* **Saved entries**:
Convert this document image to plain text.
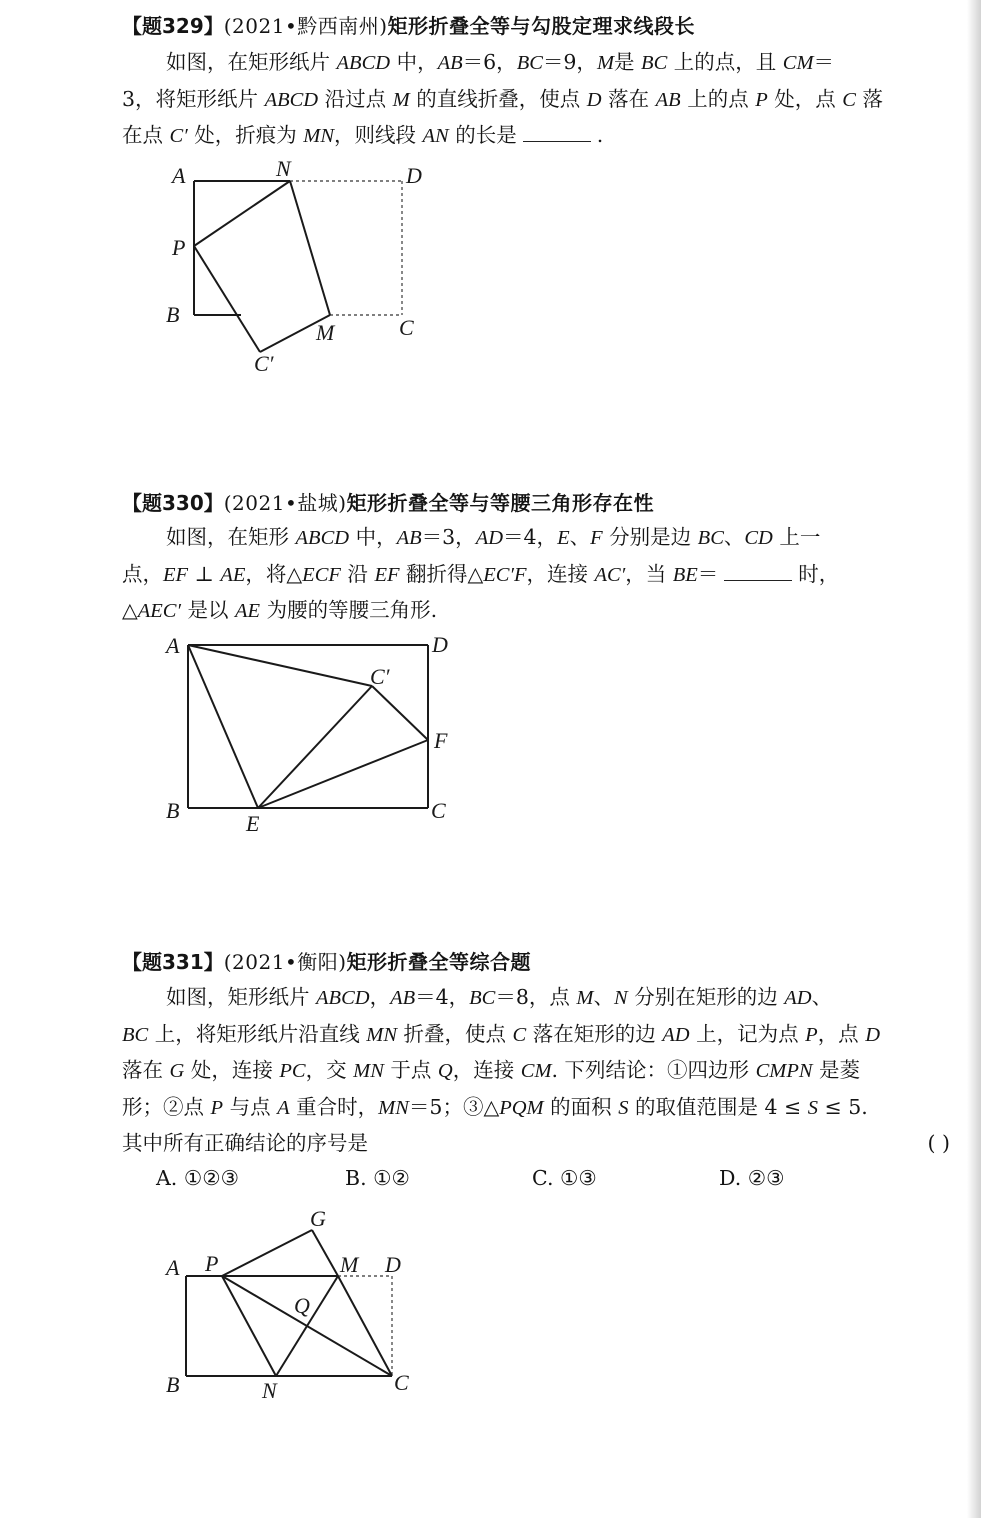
【题329】(2021•黔西南州)矩形折叠全等与勾股定理求线段长
如图，在矩形纸片 ABCD 中，AB＝6，BC＝9，M是 BC 上的点，且 CM＝
3，将矩形纸片 ABCD 沿过点 M 的直线折叠，使点 D 落在 AB 上的点 P 处，点 C 落
在点 C′ 处，折痕为 MN，则线段 AN 的长是	.
A	N	D
P
B
M	C
C′
【题330】(2021•盐城)矩形折叠全等与等腰三角形存在性
如图，在矩形 ABCD 中，AB＝3，AD＝4，E、F 分别是边 BC、CD 上一
点，EF ⊥ AE，将△ECF 沿 EF 翻折得△EC′F，连接 AC′，当 BE＝	时，
△AEC′ 是以 AE 为腰的等腰三角形.
A	D
C′
F
B
E
C
【题331】(2021•衡阳)矩形折叠全等综合题
如图，矩形纸片 ABCD，AB＝4，BC＝8，点 M、N 分别在矩形的边 AD、
BC 上，将矩形纸片沿直线 MN 折叠，使点 C 落在矩形的边 AD 上，记为点 P，点 D
落在 G 处，连接 PC，交 MN 于点 Q，连接 CM. 下列结论：①四边形 CMPN 是菱
形；②点 P 与点 A 重合时，MN＝5；③△PQM 的面积 S 的取值范围是 4 ≤ S ≤ 5.
其中所有正确结论的序号是	( )
A. ①②③	B. ①②	C. ①③	D. ②③
G
A P	M D
Q
B	N	C
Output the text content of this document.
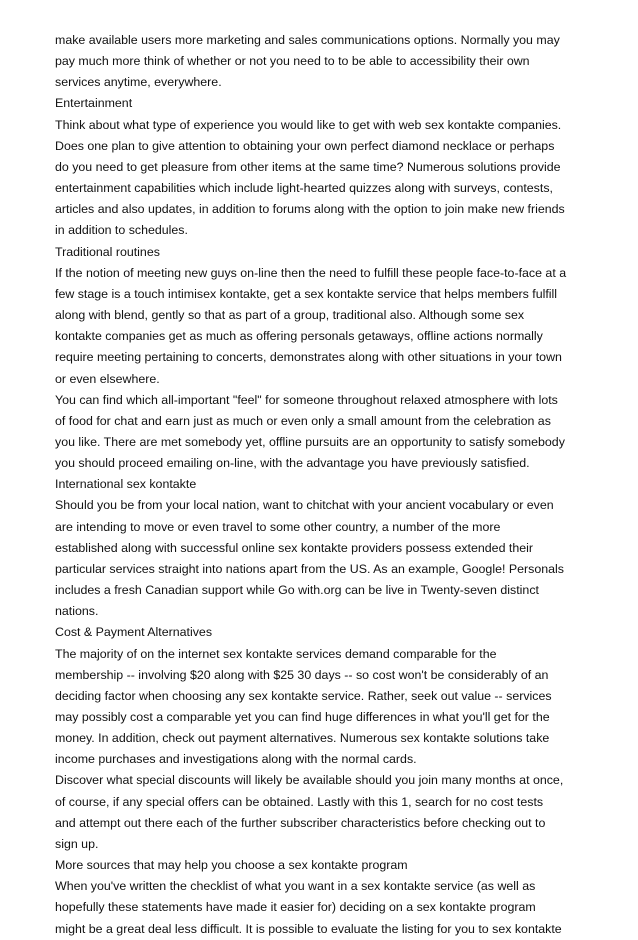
make available users more marketing and sales communications options. Normally you may
pay much more think of whether or not you need to to be able to accessibility their own
services anytime, everywhere.

Entertainment

Think about what type of experience you would like to get with web sex kontakte companies.
Does one plan to give attention to obtaining your own perfect diamond necklace or perhaps
do you need to get pleasure from other items at the same time? Numerous solutions provide
entertainment capabilities which include light-hearted quizzes along with surveys, contests,
articles and also updates, in addition to forums along with the option to join make new friends
in addition to schedules.

Traditional routines

If the notion of meeting new guys on-line then the need to fulfill these people face-to-face at a
few stage is a touch intimisex kontakte, get a sex kontakte service that helps members fulfill
along with blend, gently so that as part of a group, traditional also. Although some sex
kontakte companies get as much as offering personals getaways, offline actions normally
require meeting pertaining to concerts, demonstrates along with other situations in your town
or even elsewhere.

You can find which all-important "feel" for someone throughout relaxed atmosphere with lots
of food for chat and earn just as much or even only a small amount from the celebration as
you like. There are met somebody yet, offline pursuits are an opportunity to satisfy somebody
you should proceed emailing on-line, with the advantage you have previously satisfied.

International sex kontakte

Should you be from your local nation, want to chitchat with your ancient vocabulary or even
are intending to move or even travel to some other country, a number of the more
established along with successful online sex kontakte providers possess extended their
particular services straight into nations apart from the US. As an example, Google! Personals
includes a fresh Canadian support while Go with.org can be live in Twenty-seven distinct
nations.

Cost & Payment Alternatives

The majority of on the internet sex kontakte services demand comparable for the
membership -- involving $20 along with $25 30 days -- so cost won't be considerably of an
deciding factor when choosing any sex kontakte service. Rather, seek out value -- services
may possibly cost a comparable yet you can find huge differences in what you'll get for the
money. In addition, check out payment alternatives. Numerous sex kontakte solutions take
income purchases and investigations along with the normal cards.

Discover what special discounts will likely be available should you join many months at once,
of course, if any special offers can be obtained. Lastly with this 1, search for no cost tests
and attempt out there each of the further subscriber characteristics before checking out to
sign up.

More sources that may help you choose a sex kontakte program

When you've written the checklist of what you want in a sex kontakte service (as well as
hopefully these statements have made it easier for) deciding on a sex kontakte program
might be a great deal less difficult. It is possible to evaluate the listing for you to sex kontakte
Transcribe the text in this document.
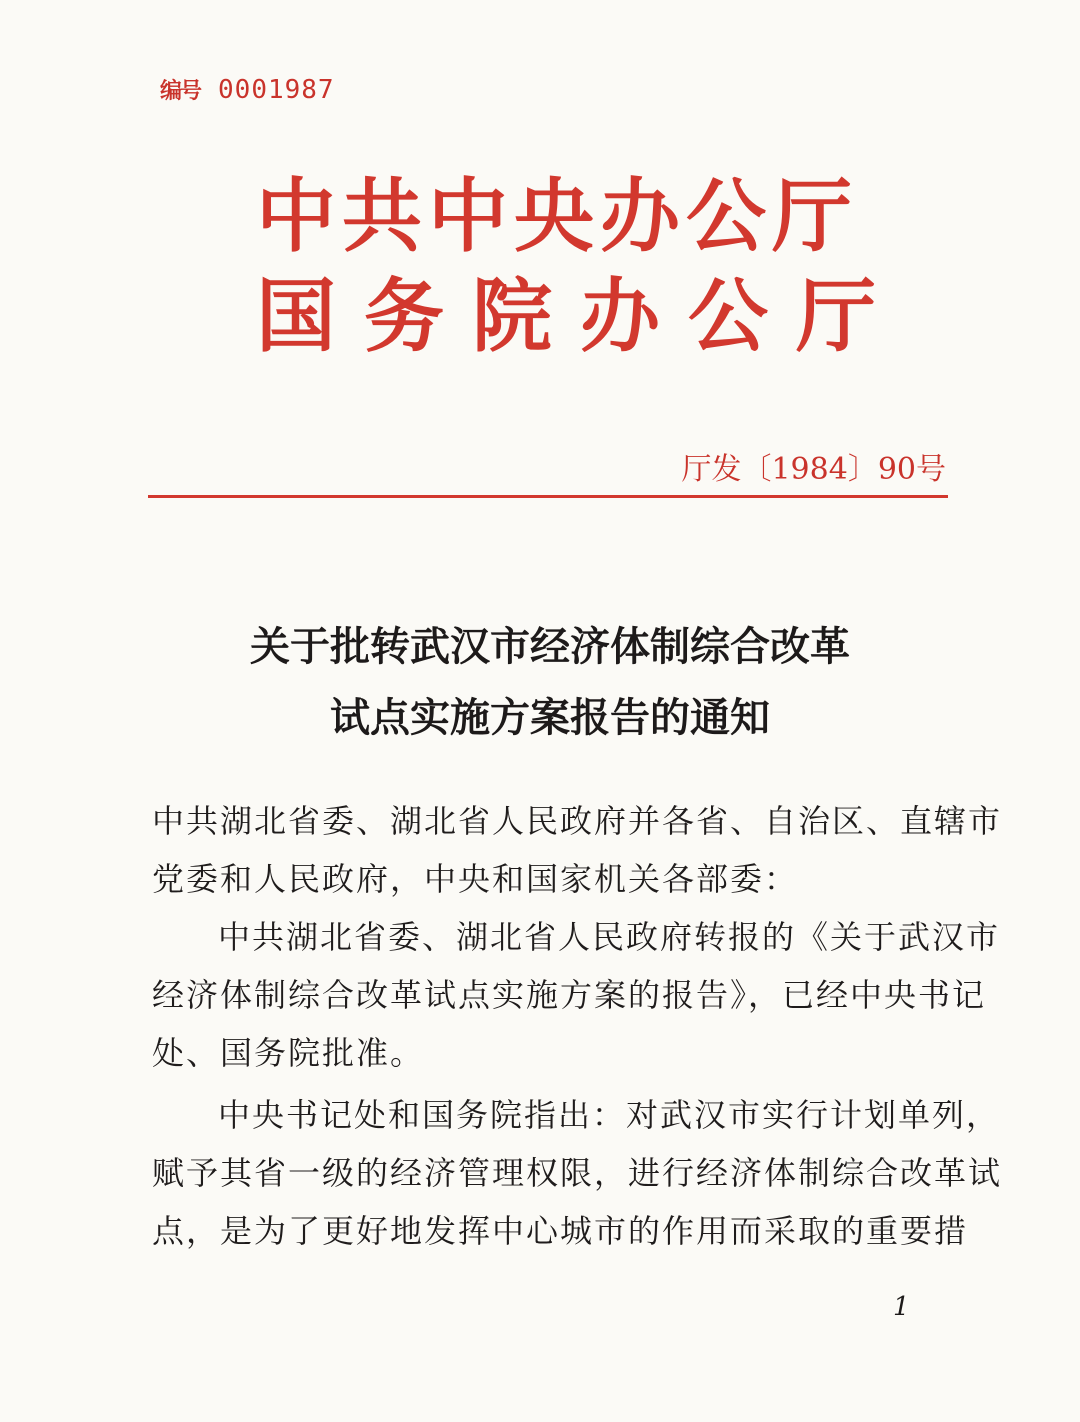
编号 0001987
中共中央办公厅
国务院办公厅
厅发〔1984〕90号
关于批转武汉市经济体制综合改革
试点实施方案报告的通知
中共湖北省委、湖北省人民政府并各省、自治区、直辖市
党委和人民政府，中央和国家机关各部委：
中共湖北省委、湖北省人民政府转报的《关于武汉市
经济体制综合改革试点实施方案的报告》，已经中央书记
处、国务院批准。
中央书记处和国务院指出：对武汉市实行计划单列，
赋予其省一级的经济管理权限，进行经济体制综合改革试
点，是为了更好地发挥中心城市的作用而采取的重要措
1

* **Goal**: From the listing above, return each line with the word "Numerous".

* **Answer to this task**:
do you need to get pleasure from other items at the same time? Numerous solutions provide
money. In addition, check out payment alternatives. Numerous sex kontakte solutions take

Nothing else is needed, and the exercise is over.